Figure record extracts
----------------------------------------

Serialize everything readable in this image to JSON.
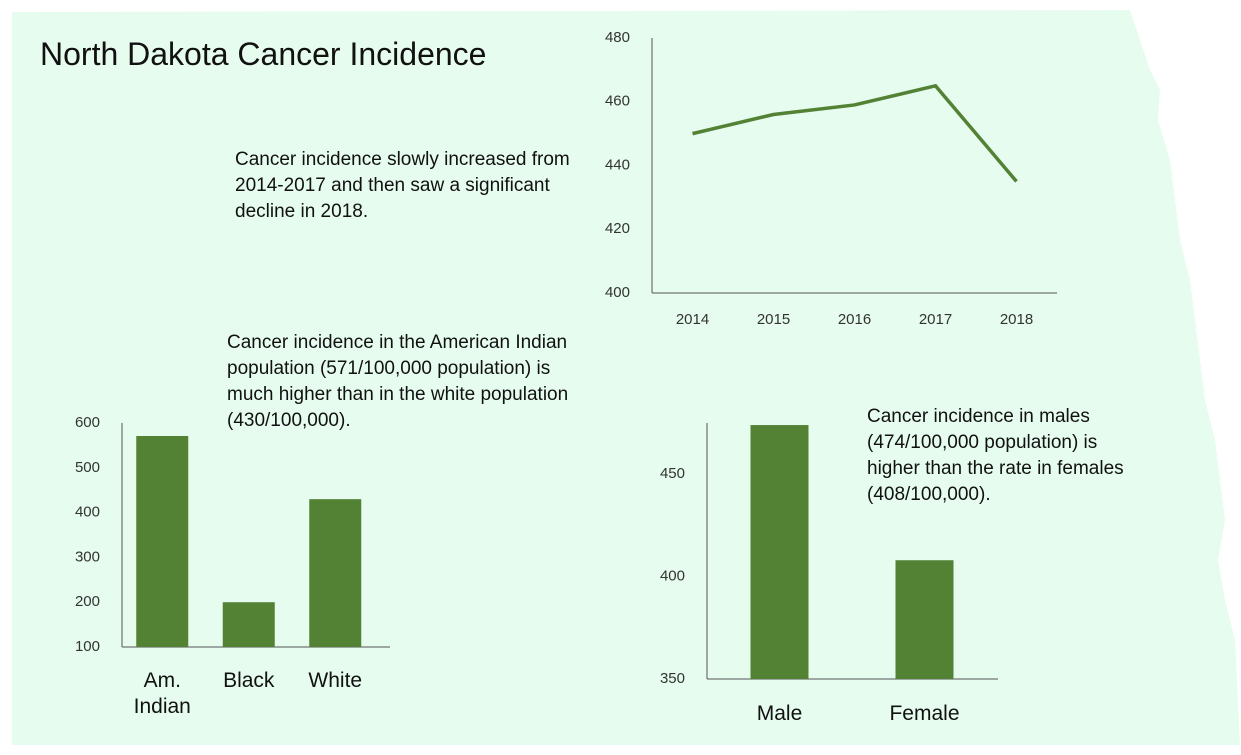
{
  "title": "North Dakota Cancer Incidence",
  "chart_data": [
    {
      "type": "line",
      "annotation": "Cancer incidence slowly increased from 2014-2017 and then saw a significant decline in 2018.",
      "categories": [
        "2014",
        "2015",
        "2016",
        "2017",
        "2018"
      ],
      "values": [
        450,
        456,
        459,
        465,
        435
      ],
      "color": "#548235",
      "ylim": [
        400,
        480
      ],
      "yticks": [
        400,
        420,
        440,
        460,
        480
      ],
      "grid": false
    },
    {
      "type": "bar",
      "annotation": "Cancer incidence in the American Indian population (571/100,000 population) is much higher than in the white population (430/100,000).",
      "categories": [
        "Am. Indian",
        "Black",
        "White"
      ],
      "values": [
        571,
        200,
        430
      ],
      "color": "#548235",
      "ylim": [
        100,
        600
      ],
      "yticks": [
        100,
        200,
        300,
        400,
        500,
        600
      ],
      "grid": false
    },
    {
      "type": "bar",
      "annotation": "Cancer incidence in males (474/100,000 population) is higher than the rate in females (408/100,000).",
      "categories": [
        "Male",
        "Female"
      ],
      "values": [
        474,
        408
      ],
      "color": "#548235",
      "ylim": [
        350,
        475
      ],
      "yticks": [
        350,
        400,
        450
      ],
      "grid": false
    }
  ]
}
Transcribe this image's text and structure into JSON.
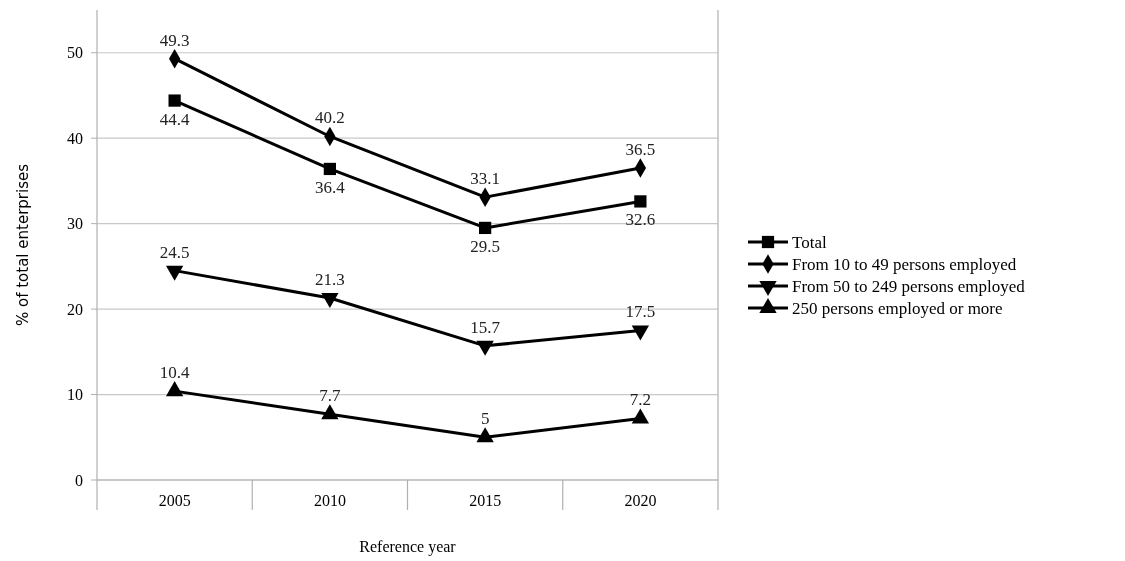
{
  "chart_data": {
    "type": "line",
    "xlabel": "Reference year",
    "ylabel": "% of total enterprises",
    "categories": [
      "2005",
      "2010",
      "2015",
      "2020"
    ],
    "series": [
      {
        "name": "Total",
        "color": "#000000",
        "marker": "square",
        "values": [
          44.4,
          36.4,
          29.5,
          32.6
        ]
      },
      {
        "name": "From 10 to 49 persons employed",
        "color": "#000000",
        "marker": "diamond",
        "values": [
          49.3,
          40.2,
          33.1,
          36.5
        ]
      },
      {
        "name": "From 50 to 249 persons employed",
        "color": "#000000",
        "marker": "triangle-down",
        "values": [
          24.5,
          21.3,
          15.7,
          17.5
        ]
      },
      {
        "name": "250 persons employed or more",
        "color": "#000000",
        "marker": "triangle",
        "values": [
          10.4,
          7.7,
          5,
          7.2
        ]
      }
    ],
    "ylim": [
      0,
      55
    ],
    "yticks": [
      0,
      10,
      20,
      30,
      40,
      50
    ],
    "grid": "y",
    "legend": "right",
    "data_labels": true
  }
}
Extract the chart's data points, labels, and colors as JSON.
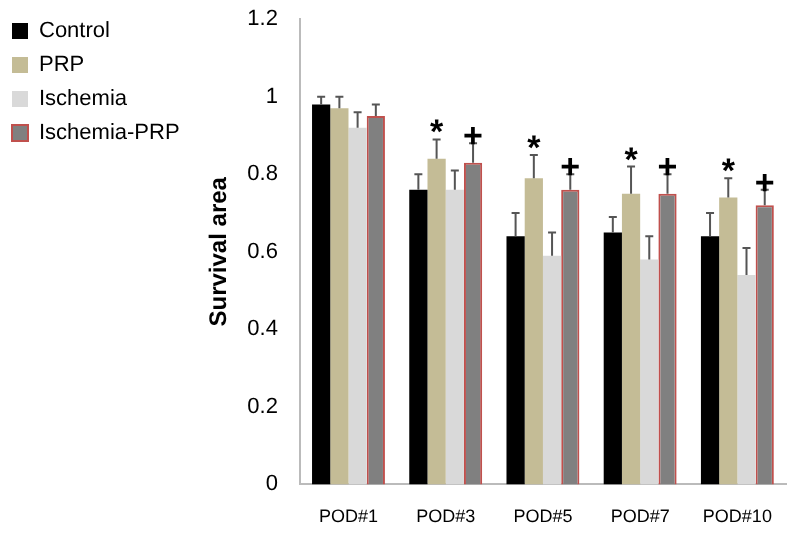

----------------------------------------

= Do this =
Retype the records exactly. Any image in them should not appear in what you write.

= Answer to this task =
Serialize everything readable in this image to JSON.
{
  "title": "North Dakota Cancer Incidence",
  "chart_data": [
    {
      "type": "line",
      "annotation": "Cancer incidence slowly increased from 2014-2017 and then saw a significant decline in 2018.",
      "categories": [
        "2014",
        "2015",
        "2016",
        "2017",
        "2018"
      ],
      "values": [
        450,
        456,
        459,
        465,
        435
      ],
      "color": "#548235",
      "ylim": [
        400,
        480
      ],
      "yticks": [
        400,
        420,
        440,
        460,
        480
      ],
      "grid": false
    },
    {
      "type": "bar",
      "annotation": "Cancer incidence in the American Indian population (571/100,000 population) is much higher than in the white population (430/100,000).",
      "categories": [
        "Am. Indian",
        "Black",
        "White"
      ],
      "values": [
        571,
        200,
        430
      ],
      "color": "#548235",
      "ylim": [
        100,
        600
      ],
      "yticks": [
        100,
        200,
        300,
        400,
        500,
        600
      ],
      "grid": false
    },
    {
      "type": "bar",
      "annotation": "Cancer incidence in males (474/100,000 population) is higher than the rate in females (408/100,000).",
      "categories": [
        "Male",
        "Female"
      ],
      "values": [
        474,
        408
      ],
      "color": "#548235",
      "ylim": [
        350,
        475
      ],
      "yticks": [
        350,
        400,
        450
      ],
      "grid": false
    }
  ]
}
Transcribe this image's text and structure into JSON.
{
  "chart_data": {
    "type": "line",
    "xlabel": "Reference year",
    "ylabel": "% of total enterprises",
    "categories": [
      "2005",
      "2010",
      "2015",
      "2020"
    ],
    "series": [
      {
        "name": "Total",
        "color": "#000000",
        "marker": "square",
        "values": [
          44.4,
          36.4,
          29.5,
          32.6
        ]
      },
      {
        "name": "From 10 to 49 persons employed",
        "color": "#000000",
        "marker": "diamond",
        "values": [
          49.3,
          40.2,
          33.1,
          36.5
        ]
      },
      {
        "name": "From 50 to 249 persons employed",
        "color": "#000000",
        "marker": "triangle-down",
        "values": [
          24.5,
          21.3,
          15.7,
          17.5
        ]
      },
      {
        "name": "250 persons employed or more",
        "color": "#000000",
        "marker": "triangle",
        "values": [
          10.4,
          7.7,
          5,
          7.2
        ]
      }
    ],
    "ylim": [
      0,
      55
    ],
    "yticks": [
      0,
      10,
      20,
      30,
      40,
      50
    ],
    "grid": "y",
    "legend": "right",
    "data_labels": true
  }
}
Extract the chart's data points, labels, and colors as JSON.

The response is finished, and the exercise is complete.